Please count the lines in the data below that contain the string "arrow", with case taken into account, and give only that number.

# # # # # # #

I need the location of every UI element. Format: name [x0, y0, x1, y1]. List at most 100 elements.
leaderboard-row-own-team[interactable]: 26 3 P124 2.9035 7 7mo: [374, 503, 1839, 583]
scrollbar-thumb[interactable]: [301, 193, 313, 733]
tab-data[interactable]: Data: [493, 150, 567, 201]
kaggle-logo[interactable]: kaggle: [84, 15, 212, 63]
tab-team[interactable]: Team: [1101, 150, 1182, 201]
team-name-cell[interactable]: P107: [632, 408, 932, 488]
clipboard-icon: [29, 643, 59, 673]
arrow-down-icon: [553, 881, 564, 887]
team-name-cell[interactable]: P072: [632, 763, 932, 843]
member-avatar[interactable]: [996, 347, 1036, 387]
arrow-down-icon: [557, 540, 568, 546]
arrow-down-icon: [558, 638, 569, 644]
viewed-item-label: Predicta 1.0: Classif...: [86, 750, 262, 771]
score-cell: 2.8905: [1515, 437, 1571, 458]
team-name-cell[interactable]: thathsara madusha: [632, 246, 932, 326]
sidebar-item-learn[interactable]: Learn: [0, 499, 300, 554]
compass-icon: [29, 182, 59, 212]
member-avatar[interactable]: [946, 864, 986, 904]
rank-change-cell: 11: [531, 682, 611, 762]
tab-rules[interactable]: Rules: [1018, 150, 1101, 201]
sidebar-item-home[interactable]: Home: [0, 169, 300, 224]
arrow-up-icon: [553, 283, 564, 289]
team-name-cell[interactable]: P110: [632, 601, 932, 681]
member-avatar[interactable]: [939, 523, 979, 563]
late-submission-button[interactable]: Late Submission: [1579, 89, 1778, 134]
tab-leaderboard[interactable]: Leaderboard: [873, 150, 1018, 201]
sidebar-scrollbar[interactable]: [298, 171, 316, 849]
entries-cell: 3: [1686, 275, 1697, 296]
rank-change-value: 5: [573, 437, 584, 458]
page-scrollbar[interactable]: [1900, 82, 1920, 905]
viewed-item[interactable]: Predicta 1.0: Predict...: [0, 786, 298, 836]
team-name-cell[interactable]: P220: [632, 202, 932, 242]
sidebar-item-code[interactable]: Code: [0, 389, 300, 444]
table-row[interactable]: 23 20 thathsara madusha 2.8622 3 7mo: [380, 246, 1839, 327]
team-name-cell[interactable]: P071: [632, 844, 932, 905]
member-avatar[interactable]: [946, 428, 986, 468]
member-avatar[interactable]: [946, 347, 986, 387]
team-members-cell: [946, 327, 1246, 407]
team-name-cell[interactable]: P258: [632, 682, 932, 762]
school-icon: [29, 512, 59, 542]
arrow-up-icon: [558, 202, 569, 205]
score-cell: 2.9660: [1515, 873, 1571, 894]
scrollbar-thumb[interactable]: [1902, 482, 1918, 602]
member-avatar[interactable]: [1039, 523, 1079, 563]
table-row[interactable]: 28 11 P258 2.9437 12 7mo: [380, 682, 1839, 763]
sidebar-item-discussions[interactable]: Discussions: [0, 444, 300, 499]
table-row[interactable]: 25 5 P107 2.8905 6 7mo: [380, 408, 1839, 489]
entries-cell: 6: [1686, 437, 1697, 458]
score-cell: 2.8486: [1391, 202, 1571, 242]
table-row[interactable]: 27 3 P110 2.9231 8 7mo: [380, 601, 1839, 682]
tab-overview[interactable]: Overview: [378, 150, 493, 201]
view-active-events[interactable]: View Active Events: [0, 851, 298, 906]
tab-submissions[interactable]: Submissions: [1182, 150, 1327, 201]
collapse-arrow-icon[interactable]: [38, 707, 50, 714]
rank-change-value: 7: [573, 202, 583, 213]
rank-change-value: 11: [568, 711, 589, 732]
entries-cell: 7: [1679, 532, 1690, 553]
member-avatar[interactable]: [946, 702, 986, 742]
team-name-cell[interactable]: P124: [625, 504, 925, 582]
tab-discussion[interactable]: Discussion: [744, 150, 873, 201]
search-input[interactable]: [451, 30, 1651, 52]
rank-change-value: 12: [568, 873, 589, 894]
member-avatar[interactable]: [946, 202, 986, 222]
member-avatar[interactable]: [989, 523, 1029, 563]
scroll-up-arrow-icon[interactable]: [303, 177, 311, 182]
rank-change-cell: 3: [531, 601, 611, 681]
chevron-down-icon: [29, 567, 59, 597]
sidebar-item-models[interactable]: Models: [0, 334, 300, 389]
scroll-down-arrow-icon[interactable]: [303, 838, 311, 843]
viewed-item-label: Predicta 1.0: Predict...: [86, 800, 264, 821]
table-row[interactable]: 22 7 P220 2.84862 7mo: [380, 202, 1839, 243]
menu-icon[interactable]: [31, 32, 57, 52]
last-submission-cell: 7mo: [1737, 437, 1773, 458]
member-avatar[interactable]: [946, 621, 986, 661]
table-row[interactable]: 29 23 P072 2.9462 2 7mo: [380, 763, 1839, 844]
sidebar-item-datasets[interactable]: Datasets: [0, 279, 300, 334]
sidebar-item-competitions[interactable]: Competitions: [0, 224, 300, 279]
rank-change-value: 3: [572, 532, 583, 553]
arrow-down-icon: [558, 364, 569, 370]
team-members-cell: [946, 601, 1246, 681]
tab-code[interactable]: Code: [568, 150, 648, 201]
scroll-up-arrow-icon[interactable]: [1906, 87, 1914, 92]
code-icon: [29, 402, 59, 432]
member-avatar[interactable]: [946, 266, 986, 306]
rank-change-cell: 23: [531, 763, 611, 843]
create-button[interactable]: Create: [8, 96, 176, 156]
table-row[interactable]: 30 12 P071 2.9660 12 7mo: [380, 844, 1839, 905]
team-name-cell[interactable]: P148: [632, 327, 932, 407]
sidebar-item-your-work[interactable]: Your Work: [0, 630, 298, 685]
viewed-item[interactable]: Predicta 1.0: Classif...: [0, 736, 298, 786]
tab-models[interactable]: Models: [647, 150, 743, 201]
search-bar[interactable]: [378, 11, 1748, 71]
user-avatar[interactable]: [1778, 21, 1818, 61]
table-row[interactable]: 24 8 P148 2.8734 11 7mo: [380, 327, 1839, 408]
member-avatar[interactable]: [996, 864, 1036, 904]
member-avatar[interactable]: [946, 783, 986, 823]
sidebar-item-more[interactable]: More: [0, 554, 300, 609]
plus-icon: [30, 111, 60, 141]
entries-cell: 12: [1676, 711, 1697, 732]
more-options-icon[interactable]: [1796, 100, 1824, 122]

# # # # # # #

• Correct output:
10